TO DO: Every record below should be printed exactly as given.

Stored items
____
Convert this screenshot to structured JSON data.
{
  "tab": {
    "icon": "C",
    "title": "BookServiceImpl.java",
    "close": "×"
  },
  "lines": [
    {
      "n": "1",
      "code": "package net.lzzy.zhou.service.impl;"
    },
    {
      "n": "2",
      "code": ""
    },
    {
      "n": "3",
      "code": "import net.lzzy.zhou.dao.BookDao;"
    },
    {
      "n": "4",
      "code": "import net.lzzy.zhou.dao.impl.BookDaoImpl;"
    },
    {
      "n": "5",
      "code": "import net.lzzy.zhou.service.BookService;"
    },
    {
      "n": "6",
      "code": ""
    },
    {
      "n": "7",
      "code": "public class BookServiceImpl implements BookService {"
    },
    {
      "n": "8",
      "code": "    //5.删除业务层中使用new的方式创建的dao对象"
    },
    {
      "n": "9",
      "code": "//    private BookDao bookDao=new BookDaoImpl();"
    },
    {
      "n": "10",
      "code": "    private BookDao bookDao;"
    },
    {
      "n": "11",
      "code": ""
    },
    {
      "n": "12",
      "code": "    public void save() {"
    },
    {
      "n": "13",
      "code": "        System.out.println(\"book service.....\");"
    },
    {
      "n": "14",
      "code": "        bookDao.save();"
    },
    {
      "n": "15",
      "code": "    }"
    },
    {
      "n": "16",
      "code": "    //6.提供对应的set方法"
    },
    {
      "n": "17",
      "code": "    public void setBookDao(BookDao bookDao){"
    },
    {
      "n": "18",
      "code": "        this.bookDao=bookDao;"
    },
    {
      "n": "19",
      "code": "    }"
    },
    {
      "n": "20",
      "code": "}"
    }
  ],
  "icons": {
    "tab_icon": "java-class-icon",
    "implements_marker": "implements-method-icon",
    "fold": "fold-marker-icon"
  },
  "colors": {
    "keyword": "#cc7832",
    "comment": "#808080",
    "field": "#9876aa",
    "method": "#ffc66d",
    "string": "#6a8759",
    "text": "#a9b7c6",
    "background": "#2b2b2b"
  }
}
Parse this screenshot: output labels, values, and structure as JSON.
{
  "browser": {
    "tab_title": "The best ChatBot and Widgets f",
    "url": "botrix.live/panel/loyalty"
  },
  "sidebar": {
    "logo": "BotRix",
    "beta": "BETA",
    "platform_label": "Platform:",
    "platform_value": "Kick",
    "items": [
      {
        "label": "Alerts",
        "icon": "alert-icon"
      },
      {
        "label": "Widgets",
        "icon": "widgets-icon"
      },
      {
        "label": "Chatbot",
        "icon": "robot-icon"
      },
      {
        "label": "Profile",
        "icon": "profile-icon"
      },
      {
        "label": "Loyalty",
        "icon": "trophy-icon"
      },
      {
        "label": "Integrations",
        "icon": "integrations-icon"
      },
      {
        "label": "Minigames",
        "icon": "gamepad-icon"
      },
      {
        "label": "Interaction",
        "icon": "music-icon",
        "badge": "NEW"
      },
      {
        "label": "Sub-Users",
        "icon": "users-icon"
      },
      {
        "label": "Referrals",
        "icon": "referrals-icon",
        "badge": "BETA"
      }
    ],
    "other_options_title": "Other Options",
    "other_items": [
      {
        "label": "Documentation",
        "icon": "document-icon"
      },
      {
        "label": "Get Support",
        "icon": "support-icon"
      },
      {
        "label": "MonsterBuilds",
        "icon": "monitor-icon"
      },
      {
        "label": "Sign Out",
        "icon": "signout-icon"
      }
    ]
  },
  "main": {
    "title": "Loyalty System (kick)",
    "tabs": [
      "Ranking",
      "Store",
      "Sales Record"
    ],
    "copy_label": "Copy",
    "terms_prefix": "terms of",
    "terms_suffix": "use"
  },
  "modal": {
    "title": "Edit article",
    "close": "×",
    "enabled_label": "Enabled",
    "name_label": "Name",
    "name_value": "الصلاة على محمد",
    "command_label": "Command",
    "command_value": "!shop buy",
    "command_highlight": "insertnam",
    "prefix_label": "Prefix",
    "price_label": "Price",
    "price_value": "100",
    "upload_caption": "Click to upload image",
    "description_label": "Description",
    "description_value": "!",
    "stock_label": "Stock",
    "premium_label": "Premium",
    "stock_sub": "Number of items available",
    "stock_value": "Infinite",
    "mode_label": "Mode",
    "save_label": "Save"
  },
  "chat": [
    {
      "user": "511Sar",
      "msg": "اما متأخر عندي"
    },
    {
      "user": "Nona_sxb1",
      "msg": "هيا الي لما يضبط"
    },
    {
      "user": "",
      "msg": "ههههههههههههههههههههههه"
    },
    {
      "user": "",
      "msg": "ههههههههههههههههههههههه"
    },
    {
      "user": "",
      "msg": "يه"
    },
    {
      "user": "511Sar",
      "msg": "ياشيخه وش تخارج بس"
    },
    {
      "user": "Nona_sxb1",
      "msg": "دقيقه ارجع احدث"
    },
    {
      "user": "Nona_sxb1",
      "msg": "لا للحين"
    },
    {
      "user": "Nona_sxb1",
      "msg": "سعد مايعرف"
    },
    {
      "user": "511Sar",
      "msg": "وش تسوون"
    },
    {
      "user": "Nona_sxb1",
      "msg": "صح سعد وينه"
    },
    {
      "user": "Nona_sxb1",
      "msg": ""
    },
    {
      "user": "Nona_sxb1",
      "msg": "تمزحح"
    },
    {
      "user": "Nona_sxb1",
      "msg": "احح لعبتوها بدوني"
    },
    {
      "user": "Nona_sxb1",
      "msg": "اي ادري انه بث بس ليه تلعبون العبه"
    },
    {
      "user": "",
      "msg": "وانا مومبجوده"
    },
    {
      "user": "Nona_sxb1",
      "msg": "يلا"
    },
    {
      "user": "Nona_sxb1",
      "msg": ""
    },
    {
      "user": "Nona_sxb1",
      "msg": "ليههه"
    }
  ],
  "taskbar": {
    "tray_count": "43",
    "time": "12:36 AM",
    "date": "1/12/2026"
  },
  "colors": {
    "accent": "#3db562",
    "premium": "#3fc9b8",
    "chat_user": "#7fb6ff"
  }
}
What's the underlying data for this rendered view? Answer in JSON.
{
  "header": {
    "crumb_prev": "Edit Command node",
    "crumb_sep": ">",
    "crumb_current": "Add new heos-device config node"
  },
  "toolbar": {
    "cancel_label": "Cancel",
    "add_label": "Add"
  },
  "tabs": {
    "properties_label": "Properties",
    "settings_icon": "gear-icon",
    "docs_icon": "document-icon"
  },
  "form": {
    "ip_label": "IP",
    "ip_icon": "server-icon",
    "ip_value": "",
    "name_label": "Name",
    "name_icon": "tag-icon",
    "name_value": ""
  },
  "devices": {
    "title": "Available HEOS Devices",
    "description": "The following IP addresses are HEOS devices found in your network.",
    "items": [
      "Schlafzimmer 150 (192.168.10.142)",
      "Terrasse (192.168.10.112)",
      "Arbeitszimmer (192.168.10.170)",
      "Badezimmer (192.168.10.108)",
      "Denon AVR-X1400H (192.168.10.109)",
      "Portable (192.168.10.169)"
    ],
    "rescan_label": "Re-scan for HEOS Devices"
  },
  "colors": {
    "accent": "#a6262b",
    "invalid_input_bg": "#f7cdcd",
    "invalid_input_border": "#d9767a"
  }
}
____
COMPLETED EXERCISE:
Convert this screenshot to structured JSON data.
{
  "tab": {
    "icon": "C",
    "title": "BookServiceImpl.java",
    "close": "×"
  },
  "lines": [
    {
      "n": "1",
      "code": "package net.lzzy.zhou.service.impl;"
    },
    {
      "n": "2",
      "code": ""
    },
    {
      "n": "3",
      "code": "import net.lzzy.zhou.dao.BookDao;"
    },
    {
      "n": "4",
      "code": "import net.lzzy.zhou.dao.impl.BookDaoImpl;"
    },
    {
      "n": "5",
      "code": "import net.lzzy.zhou.service.BookService;"
    },
    {
      "n": "6",
      "code": ""
    },
    {
      "n": "7",
      "code": "public class BookServiceImpl implements BookService {"
    },
    {
      "n": "8",
      "code": "    //5.删除业务层中使用new的方式创建的dao对象"
    },
    {
      "n": "9",
      "code": "//    private BookDao bookDao=new BookDaoImpl();"
    },
    {
      "n": "10",
      "code": "    private BookDao bookDao;"
    },
    {
      "n": "11",
      "code": ""
    },
    {
      "n": "12",
      "code": "    public void save() {"
    },
    {
      "n": "13",
      "code": "        System.out.println(\"book service.....\");"
    },
    {
      "n": "14",
      "code": "        bookDao.save();"
    },
    {
      "n": "15",
      "code": "    }"
    },
    {
      "n": "16",
      "code": "    //6.提供对应的set方法"
    },
    {
      "n": "17",
      "code": "    public void setBookDao(BookDao bookDao){"
    },
    {
      "n": "18",
      "code": "        this.bookDao=bookDao;"
    },
    {
      "n": "19",
      "code": "    }"
    },
    {
      "n": "20",
      "code": "}"
    }
  ],
  "icons": {
    "tab_icon": "java-class-icon",
    "implements_marker": "implements-method-icon",
    "fold": "fold-marker-icon"
  },
  "colors": {
    "keyword": "#cc7832",
    "comment": "#808080",
    "field": "#9876aa",
    "method": "#ffc66d",
    "string": "#6a8759",
    "text": "#a9b7c6",
    "background": "#2b2b2b"
  }
}
Parse this screenshot: output labels, values, and structure as JSON.
{
  "browser": {
    "tab_title": "The best ChatBot and Widgets f",
    "url": "botrix.live/panel/loyalty"
  },
  "sidebar": {
    "logo": "BotRix",
    "beta": "BETA",
    "platform_label": "Platform:",
    "platform_value": "Kick",
    "items": [
      {
        "label": "Alerts",
        "icon": "alert-icon"
      },
      {
        "label": "Widgets",
        "icon": "widgets-icon"
      },
      {
        "label": "Chatbot",
        "icon": "robot-icon"
      },
      {
        "label": "Profile",
        "icon": "profile-icon"
      },
      {
        "label": "Loyalty",
        "icon": "trophy-icon"
      },
      {
        "label": "Integrations",
        "icon": "integrations-icon"
      },
      {
        "label": "Minigames",
        "icon": "gamepad-icon"
      },
      {
        "label": "Interaction",
        "icon": "music-icon",
        "badge": "NEW"
      },
      {
        "label": "Sub-Users",
        "icon": "users-icon"
      },
      {
        "label": "Referrals",
        "icon": "referrals-icon",
        "badge": "BETA"
      }
    ],
    "other_options_title": "Other Options",
    "other_items": [
      {
        "label": "Documentation",
        "icon": "document-icon"
      },
      {
        "label": "Get Support",
        "icon": "support-icon"
      },
      {
        "label": "MonsterBuilds",
        "icon": "monitor-icon"
      },
      {
        "label": "Sign Out",
        "icon": "signout-icon"
      }
    ]
  },
  "main": {
    "title": "Loyalty System (kick)",
    "tabs": [
      "Ranking",
      "Store",
      "Sales Record"
    ],
    "copy_label": "Copy",
    "terms_prefix": "terms of",
    "terms_suffix": "use"
  },
  "modal": {
    "title": "Edit article",
    "close": "×",
    "enabled_label": "Enabled",
    "name_label": "Name",
    "name_value": "الصلاة على محمد",
    "command_label": "Command",
    "command_value": "!shop buy",
    "command_highlight": "insertnam",
    "prefix_label": "Prefix",
    "price_label": "Price",
    "price_value": "100",
    "upload_caption": "Click to upload image",
    "description_label": "Description",
    "description_value": "!",
    "stock_label": "Stock",
    "premium_label": "Premium",
    "stock_sub": "Number of items available",
    "stock_value": "Infinite",
    "mode_label": "Mode",
    "save_label": "Save"
  },
  "chat": [
    {
      "user": "511Sar",
      "msg": "اما متأخر عندي"
    },
    {
      "user": "Nona_sxb1",
      "msg": "هيا الي لما يضبط"
    },
    {
      "user": "",
      "msg": "ههههههههههههههههههههههه"
    },
    {
      "user": "",
      "msg": "ههههههههههههههههههههههه"
    },
    {
      "user": "",
      "msg": "يه"
    },
    {
      "user": "511Sar",
      "msg": "ياشيخه وش تخارج بس"
    },
    {
      "user": "Nona_sxb1",
      "msg": "دقيقه ارجع احدث"
    },
    {
      "user": "Nona_sxb1",
      "msg": "لا للحين"
    },
    {
      "user": "Nona_sxb1",
      "msg": "سعد مايعرف"
    },
    {
      "user": "511Sar",
      "msg": "وش تسوون"
    },
    {
      "user": "Nona_sxb1",
      "msg": "صح سعد وينه"
    },
    {
      "user": "Nona_sxb1",
      "msg": ""
    },
    {
      "user": "Nona_sxb1",
      "msg": "تمزحح"
    },
    {
      "user": "Nona_sxb1",
      "msg": "احح لعبتوها بدوني"
    },
    {
      "user": "Nona_sxb1",
      "msg": "اي ادري انه بث بس ليه تلعبون العبه"
    },
    {
      "user": "",
      "msg": "وانا مومبجوده"
    },
    {
      "user": "Nona_sxb1",
      "msg": "يلا"
    },
    {
      "user": "Nona_sxb1",
      "msg": ""
    },
    {
      "user": "Nona_sxb1",
      "msg": "ليههه"
    }
  ],
  "taskbar": {
    "tray_count": "43",
    "time": "12:36 AM",
    "date": "1/12/2026"
  },
  "colors": {
    "accent": "#3db562",
    "premium": "#3fc9b8",
    "chat_user": "#7fb6ff"
  }
}
What's the underlying data for this rendered view? Answer in JSON.
{
  "header": {
    "crumb_prev": "Edit Command node",
    "crumb_sep": ">",
    "crumb_current": "Add new heos-device config node"
  },
  "toolbar": {
    "cancel_label": "Cancel",
    "add_label": "Add"
  },
  "tabs": {
    "properties_label": "Properties",
    "settings_icon": "gear-icon",
    "docs_icon": "document-icon"
  },
  "form": {
    "ip_label": "IP",
    "ip_icon": "server-icon",
    "ip_value": "",
    "name_label": "Name",
    "name_icon": "tag-icon",
    "name_value": ""
  },
  "devices": {
    "title": "Available HEOS Devices",
    "description": "The following IP addresses are HEOS devices found in your network.",
    "items": [
      "Schlafzimmer 150 (192.168.10.142)",
      "Terrasse (192.168.10.112)",
      "Arbeitszimmer (192.168.10.170)",
      "Badezimmer (192.168.10.108)",
      "Denon AVR-X1400H (192.168.10.109)",
      "Portable (192.168.10.169)"
    ],
    "rescan_label": "Re-scan for HEOS Devices"
  },
  "colors": {
    "accent": "#a6262b",
    "invalid_input_bg": "#f7cdcd",
    "invalid_input_border": "#d9767a"
  }
}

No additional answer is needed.